TEXTO EXTRAÍDO:
---------------

Indicou um objetivo a ser alcançado: o de um sistema econômico e social mais
justo e respeitador da criação, que tenha no centro o homem como guardião da
Mãe Terra e não o dinheiro elevado a uma divindade absoluta. Hoje, com a nova
encíclica social “Fratelli tutti”, o Sucessor de Pedro mostra o caminho
concreto para alcançar esse objetivo: reconhecer-se como irmãos e irmãs, irmãos
porque filhos, guardiões uns dos outros, todos no mesmo barco, como a pandemia
tornou ainda mais evidente. O caminho para não render à tentação do homo homini
lupus, dos novos muros, do isolamento, é olhar para o ícone evangélico do Bom
Samaritano, tão atual e fora de esquemas.

---------------

LISTAGEM EXTRAÍDA:
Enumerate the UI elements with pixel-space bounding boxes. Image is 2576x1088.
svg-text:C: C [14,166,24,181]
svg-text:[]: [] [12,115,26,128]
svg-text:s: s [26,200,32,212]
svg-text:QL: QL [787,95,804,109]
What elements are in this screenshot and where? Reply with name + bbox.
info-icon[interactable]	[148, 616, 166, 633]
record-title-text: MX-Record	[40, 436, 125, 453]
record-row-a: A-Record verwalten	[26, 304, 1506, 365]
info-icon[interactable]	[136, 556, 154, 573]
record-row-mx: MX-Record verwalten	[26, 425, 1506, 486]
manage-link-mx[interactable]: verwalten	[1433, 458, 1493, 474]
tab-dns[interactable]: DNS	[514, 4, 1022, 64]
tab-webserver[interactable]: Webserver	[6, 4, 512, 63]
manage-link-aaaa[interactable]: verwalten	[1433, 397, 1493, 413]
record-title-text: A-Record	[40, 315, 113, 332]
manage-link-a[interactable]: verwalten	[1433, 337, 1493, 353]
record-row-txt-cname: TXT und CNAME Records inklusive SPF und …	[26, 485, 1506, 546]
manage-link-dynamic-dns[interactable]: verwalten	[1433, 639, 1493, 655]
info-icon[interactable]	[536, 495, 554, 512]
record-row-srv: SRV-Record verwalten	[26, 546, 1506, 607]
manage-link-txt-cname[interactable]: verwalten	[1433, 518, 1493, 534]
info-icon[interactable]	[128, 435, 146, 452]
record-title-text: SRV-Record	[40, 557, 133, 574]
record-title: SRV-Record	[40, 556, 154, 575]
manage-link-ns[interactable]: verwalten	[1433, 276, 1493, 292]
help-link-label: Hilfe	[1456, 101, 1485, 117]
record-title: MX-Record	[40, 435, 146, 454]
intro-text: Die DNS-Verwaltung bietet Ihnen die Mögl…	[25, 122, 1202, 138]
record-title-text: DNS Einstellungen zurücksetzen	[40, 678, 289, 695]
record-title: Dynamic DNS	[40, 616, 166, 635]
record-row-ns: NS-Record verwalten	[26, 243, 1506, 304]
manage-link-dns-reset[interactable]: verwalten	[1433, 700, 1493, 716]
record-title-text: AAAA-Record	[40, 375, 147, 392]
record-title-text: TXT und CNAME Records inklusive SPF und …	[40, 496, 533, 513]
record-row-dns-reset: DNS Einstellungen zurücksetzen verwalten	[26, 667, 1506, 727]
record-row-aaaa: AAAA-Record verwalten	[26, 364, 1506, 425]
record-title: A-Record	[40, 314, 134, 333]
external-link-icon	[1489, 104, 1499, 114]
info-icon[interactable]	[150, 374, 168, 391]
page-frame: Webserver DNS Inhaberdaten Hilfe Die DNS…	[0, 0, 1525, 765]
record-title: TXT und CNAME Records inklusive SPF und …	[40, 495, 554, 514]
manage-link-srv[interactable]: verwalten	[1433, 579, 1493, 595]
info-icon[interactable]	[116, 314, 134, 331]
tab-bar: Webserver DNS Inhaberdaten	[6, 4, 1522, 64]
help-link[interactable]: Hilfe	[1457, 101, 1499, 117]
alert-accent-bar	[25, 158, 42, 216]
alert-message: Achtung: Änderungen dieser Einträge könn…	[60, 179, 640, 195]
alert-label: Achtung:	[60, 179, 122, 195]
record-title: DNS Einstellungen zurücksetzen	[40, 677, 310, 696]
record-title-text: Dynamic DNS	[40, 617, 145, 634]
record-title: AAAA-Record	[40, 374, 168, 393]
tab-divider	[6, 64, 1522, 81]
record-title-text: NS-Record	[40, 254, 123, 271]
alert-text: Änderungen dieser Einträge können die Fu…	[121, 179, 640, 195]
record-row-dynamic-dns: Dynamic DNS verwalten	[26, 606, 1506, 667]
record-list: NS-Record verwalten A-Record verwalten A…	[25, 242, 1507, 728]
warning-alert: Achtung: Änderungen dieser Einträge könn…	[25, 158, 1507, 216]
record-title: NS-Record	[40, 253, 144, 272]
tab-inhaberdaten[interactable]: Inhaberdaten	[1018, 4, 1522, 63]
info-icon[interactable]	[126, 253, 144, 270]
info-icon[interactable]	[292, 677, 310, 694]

---------------

O QUE SE PEDE: Prossiga o texto sobre a encíclica “Fratelli tutti” a partir da última frase apresentada. A listagem não tem nenhum papel neste trabalho.

RESPOSTA ESCRITA:
O caminho indicado
pelo Papa Francisco se baseia na mensagem de Jesus que faz cair toda
estranheza. O cristão é de fato chamado a “reconhecer Cristo em cada ser
humano, a vê-lo crucificado na angústia dos abandonados e esquecidos deste
mundo, e ressuscitado em cada irmão que se levanta”. Mas a da fraternidade é
uma mensagem que pode ser acolhida, compreendida e partilhada também por homens
e mulheres fiéis de outras religiões, bem como por muitos homens e mulheres que
não creem.
A nova encíclica
se apresenta como uma soma do magistério social de Francisco, e reúne de forma
sistemática as ideias oferecidas por pronunciamentos, discursos e intervenções
dos primeiros sete anos de pontificado. Uma origem e inspiração é certamente
representada pelo “Documento sobre a Fraternidade humana para a paz
mundial e a convivência”, assinado a 4 de fevereiro de 2019, em Abu Dhabi,
junto com o Grão imame de Al-Azhar, Ahmad Al-Tayyib. Desta declaração comum, pedra
angular do diálogo entre as religiões, o Papa repropõe o seu apelo para que o
diálogo seja adotado como caminho, a colaboração comum como conduta e o
conhecimento recíproco como método e critério.
No entanto, seria
redutivo relegar a nova encíclica apenas ao âmbito do diálogo inter-religioso.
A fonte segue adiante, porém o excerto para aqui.